**TASK DESCRIPTION**.
Restate the records that follow word for word; no pictures should appear.

—————

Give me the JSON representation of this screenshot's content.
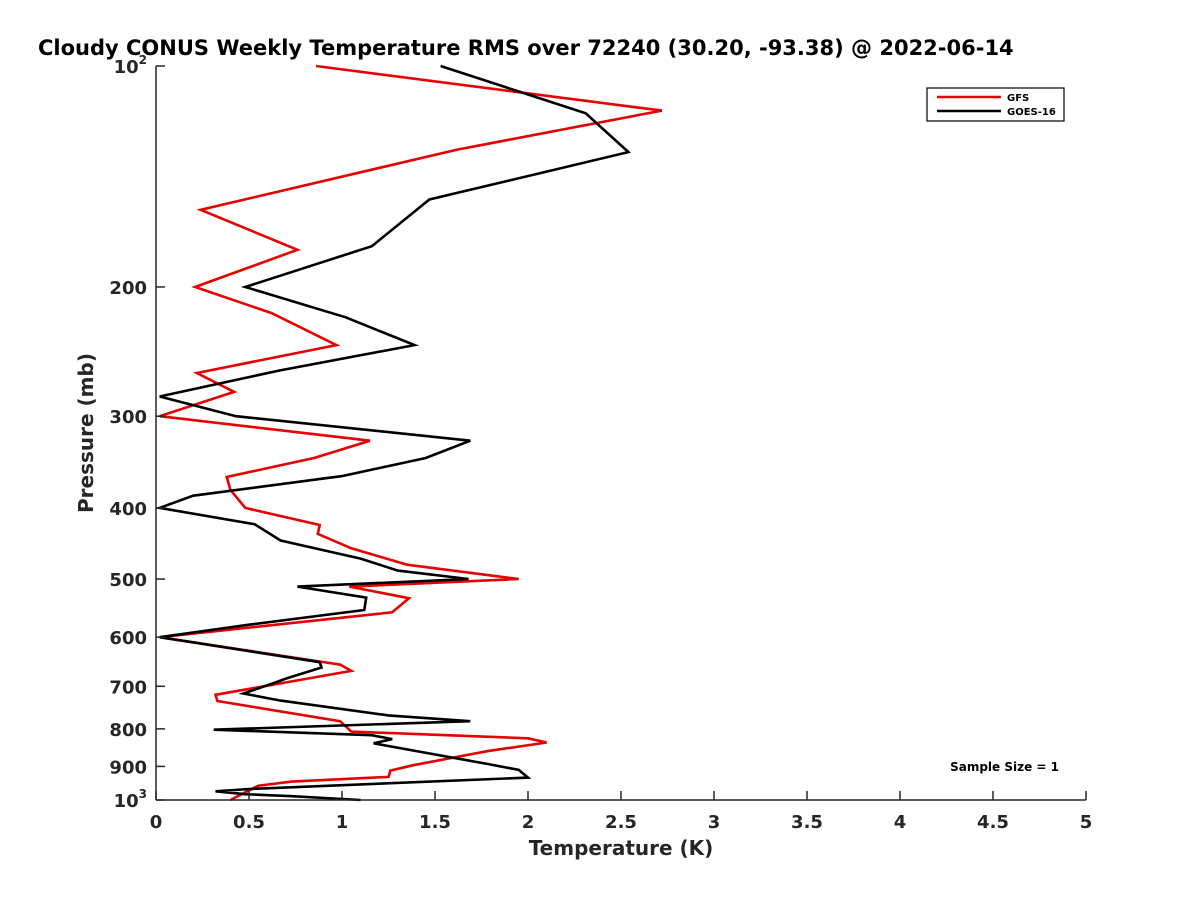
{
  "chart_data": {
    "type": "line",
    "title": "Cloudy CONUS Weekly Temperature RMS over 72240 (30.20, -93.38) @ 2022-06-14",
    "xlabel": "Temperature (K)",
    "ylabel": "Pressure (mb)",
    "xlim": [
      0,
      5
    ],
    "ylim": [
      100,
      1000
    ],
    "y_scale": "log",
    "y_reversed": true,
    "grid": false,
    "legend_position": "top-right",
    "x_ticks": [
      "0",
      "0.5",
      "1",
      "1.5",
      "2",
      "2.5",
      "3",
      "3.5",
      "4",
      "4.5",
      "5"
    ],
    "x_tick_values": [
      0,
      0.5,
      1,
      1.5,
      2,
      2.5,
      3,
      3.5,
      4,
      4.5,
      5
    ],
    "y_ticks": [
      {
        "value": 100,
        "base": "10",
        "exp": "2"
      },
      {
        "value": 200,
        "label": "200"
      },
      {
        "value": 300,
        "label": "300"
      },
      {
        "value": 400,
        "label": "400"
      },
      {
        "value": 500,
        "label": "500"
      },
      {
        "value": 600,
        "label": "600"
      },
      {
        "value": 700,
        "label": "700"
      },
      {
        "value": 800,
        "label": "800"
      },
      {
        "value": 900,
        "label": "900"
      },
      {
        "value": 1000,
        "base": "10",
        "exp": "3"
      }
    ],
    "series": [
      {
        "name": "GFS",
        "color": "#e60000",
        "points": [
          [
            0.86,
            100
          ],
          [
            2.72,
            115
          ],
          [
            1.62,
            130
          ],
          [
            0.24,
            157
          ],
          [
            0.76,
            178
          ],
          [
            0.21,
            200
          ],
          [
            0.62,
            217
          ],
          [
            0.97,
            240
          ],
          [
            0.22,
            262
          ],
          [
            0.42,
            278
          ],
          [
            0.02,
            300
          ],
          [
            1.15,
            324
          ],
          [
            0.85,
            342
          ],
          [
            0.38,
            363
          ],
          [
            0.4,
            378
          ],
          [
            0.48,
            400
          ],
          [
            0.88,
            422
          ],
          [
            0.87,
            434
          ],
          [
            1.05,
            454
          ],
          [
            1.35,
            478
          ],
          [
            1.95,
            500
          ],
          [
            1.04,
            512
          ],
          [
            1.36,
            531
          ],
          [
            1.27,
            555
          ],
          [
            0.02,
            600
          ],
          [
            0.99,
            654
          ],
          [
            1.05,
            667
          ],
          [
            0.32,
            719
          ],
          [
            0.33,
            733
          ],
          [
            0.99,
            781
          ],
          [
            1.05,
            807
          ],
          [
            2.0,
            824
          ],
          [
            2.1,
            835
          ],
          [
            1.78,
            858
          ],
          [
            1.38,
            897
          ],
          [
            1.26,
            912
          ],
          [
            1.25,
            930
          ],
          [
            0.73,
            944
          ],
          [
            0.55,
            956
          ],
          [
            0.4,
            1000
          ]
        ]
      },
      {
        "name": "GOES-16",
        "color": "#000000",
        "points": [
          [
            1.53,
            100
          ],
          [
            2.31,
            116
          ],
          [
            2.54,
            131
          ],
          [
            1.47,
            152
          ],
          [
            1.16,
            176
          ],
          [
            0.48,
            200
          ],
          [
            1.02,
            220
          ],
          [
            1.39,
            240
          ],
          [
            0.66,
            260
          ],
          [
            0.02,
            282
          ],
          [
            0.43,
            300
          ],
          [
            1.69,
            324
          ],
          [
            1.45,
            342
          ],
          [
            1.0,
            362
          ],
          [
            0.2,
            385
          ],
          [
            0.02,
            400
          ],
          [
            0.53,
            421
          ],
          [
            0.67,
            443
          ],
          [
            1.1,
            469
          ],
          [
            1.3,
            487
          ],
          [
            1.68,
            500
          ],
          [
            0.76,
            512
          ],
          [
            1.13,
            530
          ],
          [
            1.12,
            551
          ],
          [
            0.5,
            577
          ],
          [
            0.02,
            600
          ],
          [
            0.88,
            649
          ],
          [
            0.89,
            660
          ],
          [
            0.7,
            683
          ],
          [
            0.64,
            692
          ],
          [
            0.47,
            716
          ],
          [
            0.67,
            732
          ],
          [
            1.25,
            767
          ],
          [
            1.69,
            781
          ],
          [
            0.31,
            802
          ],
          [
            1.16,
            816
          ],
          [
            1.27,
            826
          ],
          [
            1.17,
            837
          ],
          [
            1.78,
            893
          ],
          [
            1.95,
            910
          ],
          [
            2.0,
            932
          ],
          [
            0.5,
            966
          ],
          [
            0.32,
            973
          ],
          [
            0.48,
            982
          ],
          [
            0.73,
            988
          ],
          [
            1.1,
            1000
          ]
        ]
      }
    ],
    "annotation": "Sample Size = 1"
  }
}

—————

**EXERCISE RESULT**.
Give me the JSON representation of this screenshot's content.
{
  "chart_data": {
    "type": "line",
    "title": "Cloudy CONUS Weekly Temperature RMS over 72240 (30.20, -93.38) @ 2022-06-14",
    "xlabel": "Temperature (K)",
    "ylabel": "Pressure (mb)",
    "xlim": [
      0,
      5
    ],
    "ylim": [
      100,
      1000
    ],
    "y_scale": "log",
    "y_reversed": true,
    "grid": false,
    "legend_position": "top-right",
    "x_ticks": [
      "0",
      "0.5",
      "1",
      "1.5",
      "2",
      "2.5",
      "3",
      "3.5",
      "4",
      "4.5",
      "5"
    ],
    "x_tick_values": [
      0,
      0.5,
      1,
      1.5,
      2,
      2.5,
      3,
      3.5,
      4,
      4.5,
      5
    ],
    "y_ticks": [
      {
        "value": 100,
        "base": "10",
        "exp": "2"
      },
      {
        "value": 200,
        "label": "200"
      },
      {
        "value": 300,
        "label": "300"
      },
      {
        "value": 400,
        "label": "400"
      },
      {
        "value": 500,
        "label": "500"
      },
      {
        "value": 600,
        "label": "600"
      },
      {
        "value": 700,
        "label": "700"
      },
      {
        "value": 800,
        "label": "800"
      },
      {
        "value": 900,
        "label": "900"
      },
      {
        "value": 1000,
        "base": "10",
        "exp": "3"
      }
    ],
    "series": [
      {
        "name": "GFS",
        "color": "#e60000",
        "points": [
          [
            0.86,
            100
          ],
          [
            2.72,
            115
          ],
          [
            1.62,
            130
          ],
          [
            0.24,
            157
          ],
          [
            0.76,
            178
          ],
          [
            0.21,
            200
          ],
          [
            0.62,
            217
          ],
          [
            0.97,
            240
          ],
          [
            0.22,
            262
          ],
          [
            0.42,
            278
          ],
          [
            0.02,
            300
          ],
          [
            1.15,
            324
          ],
          [
            0.85,
            342
          ],
          [
            0.38,
            363
          ],
          [
            0.4,
            378
          ],
          [
            0.48,
            400
          ],
          [
            0.88,
            422
          ],
          [
            0.87,
            434
          ],
          [
            1.05,
            454
          ],
          [
            1.35,
            478
          ],
          [
            1.95,
            500
          ],
          [
            1.04,
            512
          ],
          [
            1.36,
            531
          ],
          [
            1.27,
            555
          ],
          [
            0.02,
            600
          ],
          [
            0.99,
            654
          ],
          [
            1.05,
            667
          ],
          [
            0.32,
            719
          ],
          [
            0.33,
            733
          ],
          [
            0.99,
            781
          ],
          [
            1.05,
            807
          ],
          [
            2.0,
            824
          ],
          [
            2.1,
            835
          ],
          [
            1.78,
            858
          ],
          [
            1.38,
            897
          ],
          [
            1.26,
            912
          ],
          [
            1.25,
            930
          ],
          [
            0.73,
            944
          ],
          [
            0.55,
            956
          ],
          [
            0.4,
            1000
          ]
        ]
      },
      {
        "name": "GOES-16",
        "color": "#000000",
        "points": [
          [
            1.53,
            100
          ],
          [
            2.31,
            116
          ],
          [
            2.54,
            131
          ],
          [
            1.47,
            152
          ],
          [
            1.16,
            176
          ],
          [
            0.48,
            200
          ],
          [
            1.02,
            220
          ],
          [
            1.39,
            240
          ],
          [
            0.66,
            260
          ],
          [
            0.02,
            282
          ],
          [
            0.43,
            300
          ],
          [
            1.69,
            324
          ],
          [
            1.45,
            342
          ],
          [
            1.0,
            362
          ],
          [
            0.2,
            385
          ],
          [
            0.02,
            400
          ],
          [
            0.53,
            421
          ],
          [
            0.67,
            443
          ],
          [
            1.1,
            469
          ],
          [
            1.3,
            487
          ],
          [
            1.68,
            500
          ],
          [
            0.76,
            512
          ],
          [
            1.13,
            530
          ],
          [
            1.12,
            551
          ],
          [
            0.5,
            577
          ],
          [
            0.02,
            600
          ],
          [
            0.88,
            649
          ],
          [
            0.89,
            660
          ],
          [
            0.7,
            683
          ],
          [
            0.64,
            692
          ],
          [
            0.47,
            716
          ],
          [
            0.67,
            732
          ],
          [
            1.25,
            767
          ],
          [
            1.69,
            781
          ],
          [
            0.31,
            802
          ],
          [
            1.16,
            816
          ],
          [
            1.27,
            826
          ],
          [
            1.17,
            837
          ],
          [
            1.78,
            893
          ],
          [
            1.95,
            910
          ],
          [
            2.0,
            932
          ],
          [
            0.5,
            966
          ],
          [
            0.32,
            973
          ],
          [
            0.48,
            982
          ],
          [
            0.73,
            988
          ],
          [
            1.1,
            1000
          ]
        ]
      }
    ],
    "annotation": "Sample Size = 1"
  }
}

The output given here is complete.